▶ DATA EXTRACT
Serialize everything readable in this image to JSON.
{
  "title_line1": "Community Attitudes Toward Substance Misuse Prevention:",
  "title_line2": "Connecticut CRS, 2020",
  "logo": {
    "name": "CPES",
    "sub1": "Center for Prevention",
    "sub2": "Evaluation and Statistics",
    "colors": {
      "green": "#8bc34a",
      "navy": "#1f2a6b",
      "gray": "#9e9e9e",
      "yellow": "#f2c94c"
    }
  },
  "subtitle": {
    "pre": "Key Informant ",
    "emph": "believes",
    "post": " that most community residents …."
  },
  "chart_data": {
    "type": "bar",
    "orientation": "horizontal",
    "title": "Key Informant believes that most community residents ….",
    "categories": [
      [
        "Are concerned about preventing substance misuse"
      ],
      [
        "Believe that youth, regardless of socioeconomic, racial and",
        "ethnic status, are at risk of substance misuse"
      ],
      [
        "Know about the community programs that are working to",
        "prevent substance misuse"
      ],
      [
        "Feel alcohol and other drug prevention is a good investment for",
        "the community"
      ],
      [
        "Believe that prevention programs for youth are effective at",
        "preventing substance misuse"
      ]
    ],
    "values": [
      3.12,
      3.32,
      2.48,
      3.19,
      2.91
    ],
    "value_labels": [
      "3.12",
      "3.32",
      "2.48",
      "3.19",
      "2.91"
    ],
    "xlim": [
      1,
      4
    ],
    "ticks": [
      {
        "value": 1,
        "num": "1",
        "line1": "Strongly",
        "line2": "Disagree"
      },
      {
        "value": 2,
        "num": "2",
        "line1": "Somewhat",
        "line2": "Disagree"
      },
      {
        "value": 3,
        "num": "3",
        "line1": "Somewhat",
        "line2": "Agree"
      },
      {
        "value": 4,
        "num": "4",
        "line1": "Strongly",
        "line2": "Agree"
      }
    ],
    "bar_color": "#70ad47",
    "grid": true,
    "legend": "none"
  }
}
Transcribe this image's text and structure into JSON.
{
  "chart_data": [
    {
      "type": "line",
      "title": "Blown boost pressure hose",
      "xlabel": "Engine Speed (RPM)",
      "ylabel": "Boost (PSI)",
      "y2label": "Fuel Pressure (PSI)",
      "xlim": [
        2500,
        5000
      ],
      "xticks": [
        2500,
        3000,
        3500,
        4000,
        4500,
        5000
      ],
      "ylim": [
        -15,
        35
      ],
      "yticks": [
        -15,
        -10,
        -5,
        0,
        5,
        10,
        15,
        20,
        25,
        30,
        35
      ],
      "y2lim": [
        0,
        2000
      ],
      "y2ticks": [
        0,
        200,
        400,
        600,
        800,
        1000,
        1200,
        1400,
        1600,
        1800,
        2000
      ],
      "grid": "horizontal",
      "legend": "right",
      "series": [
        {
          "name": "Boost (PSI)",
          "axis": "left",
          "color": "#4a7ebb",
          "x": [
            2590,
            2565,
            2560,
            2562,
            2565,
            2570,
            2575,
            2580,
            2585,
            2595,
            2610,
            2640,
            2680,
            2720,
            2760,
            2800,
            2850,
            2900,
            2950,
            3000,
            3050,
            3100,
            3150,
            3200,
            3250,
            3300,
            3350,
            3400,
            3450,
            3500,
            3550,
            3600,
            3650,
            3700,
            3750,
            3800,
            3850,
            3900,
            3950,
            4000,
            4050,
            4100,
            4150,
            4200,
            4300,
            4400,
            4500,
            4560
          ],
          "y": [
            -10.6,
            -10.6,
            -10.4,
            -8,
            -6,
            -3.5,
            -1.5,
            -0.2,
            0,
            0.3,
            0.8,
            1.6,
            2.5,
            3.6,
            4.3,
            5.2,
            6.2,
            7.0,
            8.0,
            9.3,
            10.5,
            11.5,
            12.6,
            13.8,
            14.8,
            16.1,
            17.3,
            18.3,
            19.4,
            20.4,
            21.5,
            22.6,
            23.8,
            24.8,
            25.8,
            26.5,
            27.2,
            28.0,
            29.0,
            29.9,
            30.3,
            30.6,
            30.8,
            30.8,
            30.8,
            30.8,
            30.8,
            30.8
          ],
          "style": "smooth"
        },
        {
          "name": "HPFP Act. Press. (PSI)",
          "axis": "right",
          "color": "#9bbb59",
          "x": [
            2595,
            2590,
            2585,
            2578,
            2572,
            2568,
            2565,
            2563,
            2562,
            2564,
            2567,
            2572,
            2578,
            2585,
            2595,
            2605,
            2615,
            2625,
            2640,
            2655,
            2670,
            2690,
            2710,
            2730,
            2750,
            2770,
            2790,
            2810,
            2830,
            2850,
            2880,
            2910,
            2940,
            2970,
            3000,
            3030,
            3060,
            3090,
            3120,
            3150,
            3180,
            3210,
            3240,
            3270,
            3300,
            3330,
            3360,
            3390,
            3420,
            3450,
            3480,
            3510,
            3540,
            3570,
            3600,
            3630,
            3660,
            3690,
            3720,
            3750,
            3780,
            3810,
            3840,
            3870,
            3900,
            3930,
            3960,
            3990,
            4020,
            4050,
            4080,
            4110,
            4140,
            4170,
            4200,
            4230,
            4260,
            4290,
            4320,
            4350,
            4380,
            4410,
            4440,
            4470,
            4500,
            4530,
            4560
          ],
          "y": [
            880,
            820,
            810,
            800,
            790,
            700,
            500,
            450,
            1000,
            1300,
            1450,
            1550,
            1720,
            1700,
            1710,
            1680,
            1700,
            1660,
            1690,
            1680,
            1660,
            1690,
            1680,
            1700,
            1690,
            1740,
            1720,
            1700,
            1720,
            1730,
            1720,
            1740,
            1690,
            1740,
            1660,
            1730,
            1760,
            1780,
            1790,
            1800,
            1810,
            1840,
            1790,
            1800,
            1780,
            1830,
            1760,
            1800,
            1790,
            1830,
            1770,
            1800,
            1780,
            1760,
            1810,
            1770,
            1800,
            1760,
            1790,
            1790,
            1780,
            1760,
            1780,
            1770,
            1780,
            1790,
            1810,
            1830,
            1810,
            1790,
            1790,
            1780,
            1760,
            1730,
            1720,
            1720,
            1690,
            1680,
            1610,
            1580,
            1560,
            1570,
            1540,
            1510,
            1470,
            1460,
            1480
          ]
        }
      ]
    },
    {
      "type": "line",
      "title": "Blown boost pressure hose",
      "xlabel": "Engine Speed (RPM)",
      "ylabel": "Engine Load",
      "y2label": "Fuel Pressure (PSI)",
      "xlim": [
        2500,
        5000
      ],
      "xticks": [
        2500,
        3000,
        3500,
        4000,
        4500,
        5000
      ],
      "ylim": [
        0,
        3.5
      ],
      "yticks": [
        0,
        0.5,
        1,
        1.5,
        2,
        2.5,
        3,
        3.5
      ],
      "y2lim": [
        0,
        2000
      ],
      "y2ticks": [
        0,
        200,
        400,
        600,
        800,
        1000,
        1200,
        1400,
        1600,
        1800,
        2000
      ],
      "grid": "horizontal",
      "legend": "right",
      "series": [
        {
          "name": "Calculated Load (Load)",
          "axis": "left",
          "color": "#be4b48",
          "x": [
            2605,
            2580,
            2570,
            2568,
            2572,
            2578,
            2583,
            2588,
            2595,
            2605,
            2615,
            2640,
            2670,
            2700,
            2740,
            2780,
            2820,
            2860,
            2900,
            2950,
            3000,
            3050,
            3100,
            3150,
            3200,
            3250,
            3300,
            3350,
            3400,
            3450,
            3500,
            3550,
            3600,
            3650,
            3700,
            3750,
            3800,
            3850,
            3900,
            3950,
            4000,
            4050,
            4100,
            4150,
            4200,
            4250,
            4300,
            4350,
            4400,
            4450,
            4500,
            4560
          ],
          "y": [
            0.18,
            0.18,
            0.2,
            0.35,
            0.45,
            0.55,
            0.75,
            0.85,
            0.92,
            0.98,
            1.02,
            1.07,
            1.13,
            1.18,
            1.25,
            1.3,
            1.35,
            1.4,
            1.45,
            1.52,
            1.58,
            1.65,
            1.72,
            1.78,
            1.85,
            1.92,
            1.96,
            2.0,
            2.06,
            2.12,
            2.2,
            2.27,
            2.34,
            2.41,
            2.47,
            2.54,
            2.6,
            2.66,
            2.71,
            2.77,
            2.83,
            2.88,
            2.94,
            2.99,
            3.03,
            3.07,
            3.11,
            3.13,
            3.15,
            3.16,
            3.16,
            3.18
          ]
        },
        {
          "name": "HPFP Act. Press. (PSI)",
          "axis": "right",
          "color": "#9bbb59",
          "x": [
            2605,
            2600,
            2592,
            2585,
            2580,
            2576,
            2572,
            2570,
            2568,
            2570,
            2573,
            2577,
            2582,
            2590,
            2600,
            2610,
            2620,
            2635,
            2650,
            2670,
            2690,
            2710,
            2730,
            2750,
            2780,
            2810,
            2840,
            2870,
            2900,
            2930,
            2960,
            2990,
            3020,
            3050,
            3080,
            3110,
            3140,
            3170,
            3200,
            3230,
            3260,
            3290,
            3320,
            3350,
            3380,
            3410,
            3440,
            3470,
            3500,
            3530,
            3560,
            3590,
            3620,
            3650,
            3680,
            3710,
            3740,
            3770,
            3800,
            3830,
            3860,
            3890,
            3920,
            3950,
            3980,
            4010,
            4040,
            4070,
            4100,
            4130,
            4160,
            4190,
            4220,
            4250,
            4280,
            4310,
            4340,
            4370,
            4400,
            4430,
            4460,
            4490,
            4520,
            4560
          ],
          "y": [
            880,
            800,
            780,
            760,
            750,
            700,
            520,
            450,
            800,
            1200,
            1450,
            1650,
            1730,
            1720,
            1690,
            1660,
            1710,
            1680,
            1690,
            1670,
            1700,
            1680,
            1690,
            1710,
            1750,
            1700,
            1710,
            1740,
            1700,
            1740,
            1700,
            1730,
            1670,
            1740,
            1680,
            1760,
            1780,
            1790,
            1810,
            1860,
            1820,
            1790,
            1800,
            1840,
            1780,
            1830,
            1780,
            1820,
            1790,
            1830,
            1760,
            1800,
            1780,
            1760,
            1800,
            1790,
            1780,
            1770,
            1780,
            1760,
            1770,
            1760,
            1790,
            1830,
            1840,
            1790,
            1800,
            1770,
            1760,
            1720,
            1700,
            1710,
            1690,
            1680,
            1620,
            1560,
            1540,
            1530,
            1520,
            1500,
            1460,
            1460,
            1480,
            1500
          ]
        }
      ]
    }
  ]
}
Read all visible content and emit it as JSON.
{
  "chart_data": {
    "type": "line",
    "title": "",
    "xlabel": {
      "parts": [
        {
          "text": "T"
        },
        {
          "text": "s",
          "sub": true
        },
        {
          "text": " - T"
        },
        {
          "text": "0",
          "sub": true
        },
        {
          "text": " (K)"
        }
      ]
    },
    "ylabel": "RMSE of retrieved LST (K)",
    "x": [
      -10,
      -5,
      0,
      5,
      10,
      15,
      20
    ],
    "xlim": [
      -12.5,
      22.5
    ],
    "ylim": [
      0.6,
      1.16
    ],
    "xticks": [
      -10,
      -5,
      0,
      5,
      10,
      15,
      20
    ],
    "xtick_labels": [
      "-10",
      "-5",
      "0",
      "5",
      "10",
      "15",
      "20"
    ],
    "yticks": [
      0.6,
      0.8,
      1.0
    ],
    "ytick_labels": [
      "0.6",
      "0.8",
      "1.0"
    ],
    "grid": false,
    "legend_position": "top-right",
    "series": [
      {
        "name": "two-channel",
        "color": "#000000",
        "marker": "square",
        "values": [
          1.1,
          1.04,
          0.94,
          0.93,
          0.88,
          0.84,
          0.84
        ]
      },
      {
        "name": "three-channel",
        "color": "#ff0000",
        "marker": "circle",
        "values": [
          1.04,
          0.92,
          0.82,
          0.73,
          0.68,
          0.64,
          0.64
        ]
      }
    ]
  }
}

▶ WRITTEN EXERCISE
Nothing but the lines from the one with "Read all visible content and emit it as JSON." through the last line should be repeated, each exactly as it stands.

▶ SOLVED PROBLEM
Read all visible content and emit it as JSON.
{
  "chart_data": {
    "type": "line",
    "title": "",
    "xlabel": {
      "parts": [
        {
          "text": "T"
        },
        {
          "text": "s",
          "sub": true
        },
        {
          "text": " - T"
        },
        {
          "text": "0",
          "sub": true
        },
        {
          "text": " (K)"
        }
      ]
    },
    "ylabel": "RMSE of retrieved LST (K)",
    "x": [
      -10,
      -5,
      0,
      5,
      10,
      15,
      20
    ],
    "xlim": [
      -12.5,
      22.5
    ],
    "ylim": [
      0.6,
      1.16
    ],
    "xticks": [
      -10,
      -5,
      0,
      5,
      10,
      15,
      20
    ],
    "xtick_labels": [
      "-10",
      "-5",
      "0",
      "5",
      "10",
      "15",
      "20"
    ],
    "yticks": [
      0.6,
      0.8,
      1.0
    ],
    "ytick_labels": [
      "0.6",
      "0.8",
      "1.0"
    ],
    "grid": false,
    "legend_position": "top-right",
    "series": [
      {
        "name": "two-channel",
        "color": "#000000",
        "marker": "square",
        "values": [
          1.1,
          1.04,
          0.94,
          0.93,
          0.88,
          0.84,
          0.84
        ]
      },
      {
        "name": "three-channel",
        "color": "#ff0000",
        "marker": "circle",
        "values": [
          1.04,
          0.92,
          0.82,
          0.73,
          0.68,
          0.64,
          0.64
        ]
      }
    ]
  }
}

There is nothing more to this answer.